▶ **What to work on**
Report only the number of lines in this material that include the string "TRIMMING".

● ● ●

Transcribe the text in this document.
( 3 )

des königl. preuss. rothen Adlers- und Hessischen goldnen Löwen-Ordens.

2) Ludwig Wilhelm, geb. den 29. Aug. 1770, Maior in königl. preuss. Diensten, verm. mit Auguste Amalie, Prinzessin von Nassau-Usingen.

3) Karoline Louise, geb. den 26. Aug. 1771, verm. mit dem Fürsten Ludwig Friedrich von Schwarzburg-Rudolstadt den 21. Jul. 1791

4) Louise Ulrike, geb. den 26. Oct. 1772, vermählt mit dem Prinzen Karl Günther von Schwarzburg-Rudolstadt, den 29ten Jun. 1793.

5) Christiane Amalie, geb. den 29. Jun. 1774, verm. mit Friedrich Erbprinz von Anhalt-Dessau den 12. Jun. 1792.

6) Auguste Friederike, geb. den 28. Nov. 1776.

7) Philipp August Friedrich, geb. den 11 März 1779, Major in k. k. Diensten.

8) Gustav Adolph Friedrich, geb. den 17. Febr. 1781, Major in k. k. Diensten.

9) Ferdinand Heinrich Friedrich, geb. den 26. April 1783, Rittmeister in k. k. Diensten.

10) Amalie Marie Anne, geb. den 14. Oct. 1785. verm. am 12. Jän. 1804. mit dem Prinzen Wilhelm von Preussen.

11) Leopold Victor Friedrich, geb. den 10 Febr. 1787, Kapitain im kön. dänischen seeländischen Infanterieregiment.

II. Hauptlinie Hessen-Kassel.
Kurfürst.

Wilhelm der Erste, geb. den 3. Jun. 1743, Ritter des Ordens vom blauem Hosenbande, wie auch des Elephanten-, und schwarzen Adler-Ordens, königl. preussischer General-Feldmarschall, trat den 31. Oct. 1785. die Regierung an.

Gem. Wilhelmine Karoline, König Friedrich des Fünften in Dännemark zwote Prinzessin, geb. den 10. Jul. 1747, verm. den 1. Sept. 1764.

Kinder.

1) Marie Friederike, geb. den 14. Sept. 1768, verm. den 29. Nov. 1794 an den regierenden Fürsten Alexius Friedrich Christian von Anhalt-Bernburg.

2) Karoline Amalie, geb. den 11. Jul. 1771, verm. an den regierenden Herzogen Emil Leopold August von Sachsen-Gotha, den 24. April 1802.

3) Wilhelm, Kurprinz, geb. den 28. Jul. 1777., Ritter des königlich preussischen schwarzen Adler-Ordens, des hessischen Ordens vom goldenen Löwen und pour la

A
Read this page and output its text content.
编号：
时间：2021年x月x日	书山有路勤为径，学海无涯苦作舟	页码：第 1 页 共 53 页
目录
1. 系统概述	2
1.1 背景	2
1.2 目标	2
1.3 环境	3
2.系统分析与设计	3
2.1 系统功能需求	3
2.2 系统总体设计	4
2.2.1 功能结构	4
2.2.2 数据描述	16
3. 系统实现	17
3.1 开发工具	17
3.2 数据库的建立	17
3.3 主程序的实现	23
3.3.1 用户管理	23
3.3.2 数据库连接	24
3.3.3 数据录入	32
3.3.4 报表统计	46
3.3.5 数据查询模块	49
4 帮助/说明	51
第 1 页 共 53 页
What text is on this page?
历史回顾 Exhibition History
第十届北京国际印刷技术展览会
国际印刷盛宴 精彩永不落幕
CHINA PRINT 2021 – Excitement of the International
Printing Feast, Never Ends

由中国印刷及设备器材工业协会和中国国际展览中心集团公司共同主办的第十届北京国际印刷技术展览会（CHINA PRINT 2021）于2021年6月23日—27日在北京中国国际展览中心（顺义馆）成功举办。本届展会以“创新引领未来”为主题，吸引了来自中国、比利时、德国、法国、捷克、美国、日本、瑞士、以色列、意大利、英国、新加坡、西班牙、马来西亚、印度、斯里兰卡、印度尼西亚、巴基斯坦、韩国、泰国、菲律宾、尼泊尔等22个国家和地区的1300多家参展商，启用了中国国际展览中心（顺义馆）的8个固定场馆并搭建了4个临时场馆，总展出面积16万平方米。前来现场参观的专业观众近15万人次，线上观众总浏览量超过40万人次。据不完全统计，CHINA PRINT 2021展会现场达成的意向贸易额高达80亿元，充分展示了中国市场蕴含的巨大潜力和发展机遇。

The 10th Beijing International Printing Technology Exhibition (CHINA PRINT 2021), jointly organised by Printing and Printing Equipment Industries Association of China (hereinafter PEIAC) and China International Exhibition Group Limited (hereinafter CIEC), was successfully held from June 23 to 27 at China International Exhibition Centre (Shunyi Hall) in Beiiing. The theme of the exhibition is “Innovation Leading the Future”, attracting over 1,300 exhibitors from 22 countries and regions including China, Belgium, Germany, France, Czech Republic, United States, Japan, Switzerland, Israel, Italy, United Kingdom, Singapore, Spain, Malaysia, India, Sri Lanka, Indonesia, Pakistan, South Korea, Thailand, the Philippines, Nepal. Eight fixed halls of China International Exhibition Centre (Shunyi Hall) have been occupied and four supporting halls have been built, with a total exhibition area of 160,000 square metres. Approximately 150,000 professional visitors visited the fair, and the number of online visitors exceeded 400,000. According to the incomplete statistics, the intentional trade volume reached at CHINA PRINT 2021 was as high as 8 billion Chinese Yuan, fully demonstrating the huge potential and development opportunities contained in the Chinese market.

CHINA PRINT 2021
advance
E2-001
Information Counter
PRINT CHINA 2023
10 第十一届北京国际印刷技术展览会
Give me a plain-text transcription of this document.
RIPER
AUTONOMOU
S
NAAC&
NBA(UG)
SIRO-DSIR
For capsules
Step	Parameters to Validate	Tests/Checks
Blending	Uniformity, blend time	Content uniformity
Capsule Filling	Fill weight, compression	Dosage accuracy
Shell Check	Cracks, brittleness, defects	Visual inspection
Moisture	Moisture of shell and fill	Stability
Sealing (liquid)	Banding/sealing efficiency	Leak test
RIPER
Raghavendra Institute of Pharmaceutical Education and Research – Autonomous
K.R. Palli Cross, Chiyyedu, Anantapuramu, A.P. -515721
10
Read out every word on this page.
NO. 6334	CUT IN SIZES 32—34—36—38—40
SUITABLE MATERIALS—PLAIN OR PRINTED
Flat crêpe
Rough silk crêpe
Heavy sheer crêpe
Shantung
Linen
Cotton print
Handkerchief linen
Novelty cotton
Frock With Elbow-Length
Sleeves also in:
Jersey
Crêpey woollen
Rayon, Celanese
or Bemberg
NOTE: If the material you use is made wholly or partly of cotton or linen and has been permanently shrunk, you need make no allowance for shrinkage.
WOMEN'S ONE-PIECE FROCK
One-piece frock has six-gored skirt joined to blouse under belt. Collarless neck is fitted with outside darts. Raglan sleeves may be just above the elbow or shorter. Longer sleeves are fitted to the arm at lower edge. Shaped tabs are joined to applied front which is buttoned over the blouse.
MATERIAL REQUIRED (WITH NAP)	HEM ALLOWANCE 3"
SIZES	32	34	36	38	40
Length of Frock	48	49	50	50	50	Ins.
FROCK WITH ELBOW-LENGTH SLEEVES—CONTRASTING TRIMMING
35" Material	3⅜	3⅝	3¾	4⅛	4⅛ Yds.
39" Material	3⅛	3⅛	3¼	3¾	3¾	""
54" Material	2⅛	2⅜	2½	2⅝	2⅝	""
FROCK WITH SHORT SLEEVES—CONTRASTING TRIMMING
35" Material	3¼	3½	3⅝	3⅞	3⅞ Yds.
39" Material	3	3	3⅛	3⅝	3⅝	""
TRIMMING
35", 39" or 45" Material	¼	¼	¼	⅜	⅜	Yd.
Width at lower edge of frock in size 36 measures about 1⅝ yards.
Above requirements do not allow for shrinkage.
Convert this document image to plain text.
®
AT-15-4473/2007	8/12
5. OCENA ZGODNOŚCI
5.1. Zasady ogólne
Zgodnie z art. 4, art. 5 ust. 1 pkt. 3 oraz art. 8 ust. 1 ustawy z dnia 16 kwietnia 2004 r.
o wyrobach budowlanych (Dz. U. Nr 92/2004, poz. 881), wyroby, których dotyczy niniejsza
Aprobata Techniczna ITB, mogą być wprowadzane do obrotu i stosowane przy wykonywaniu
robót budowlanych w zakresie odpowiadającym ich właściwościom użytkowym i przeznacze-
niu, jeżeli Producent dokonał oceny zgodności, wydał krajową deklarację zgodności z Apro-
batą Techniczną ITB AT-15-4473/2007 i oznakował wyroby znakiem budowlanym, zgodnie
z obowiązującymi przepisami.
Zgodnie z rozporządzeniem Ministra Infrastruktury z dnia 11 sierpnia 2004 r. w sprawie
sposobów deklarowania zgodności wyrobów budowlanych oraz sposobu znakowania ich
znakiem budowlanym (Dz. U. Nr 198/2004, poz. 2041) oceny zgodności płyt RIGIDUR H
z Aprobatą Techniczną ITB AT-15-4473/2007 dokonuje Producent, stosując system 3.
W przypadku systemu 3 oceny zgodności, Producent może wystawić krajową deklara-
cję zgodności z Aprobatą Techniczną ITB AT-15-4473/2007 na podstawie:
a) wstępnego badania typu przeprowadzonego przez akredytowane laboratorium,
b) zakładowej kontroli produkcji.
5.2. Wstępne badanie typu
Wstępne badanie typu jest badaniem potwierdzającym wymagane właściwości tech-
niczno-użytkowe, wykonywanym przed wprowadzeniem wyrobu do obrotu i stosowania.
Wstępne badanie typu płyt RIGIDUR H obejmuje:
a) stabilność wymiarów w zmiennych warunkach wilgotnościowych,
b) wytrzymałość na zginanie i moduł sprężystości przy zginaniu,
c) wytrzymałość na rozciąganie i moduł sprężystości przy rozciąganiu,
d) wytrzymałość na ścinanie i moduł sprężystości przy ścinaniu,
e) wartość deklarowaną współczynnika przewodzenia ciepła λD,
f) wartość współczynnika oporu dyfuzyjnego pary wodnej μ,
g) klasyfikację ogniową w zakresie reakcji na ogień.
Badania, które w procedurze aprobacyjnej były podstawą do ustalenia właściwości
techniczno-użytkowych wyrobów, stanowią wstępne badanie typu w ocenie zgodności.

● ● ●

▶ **Problem solution**
3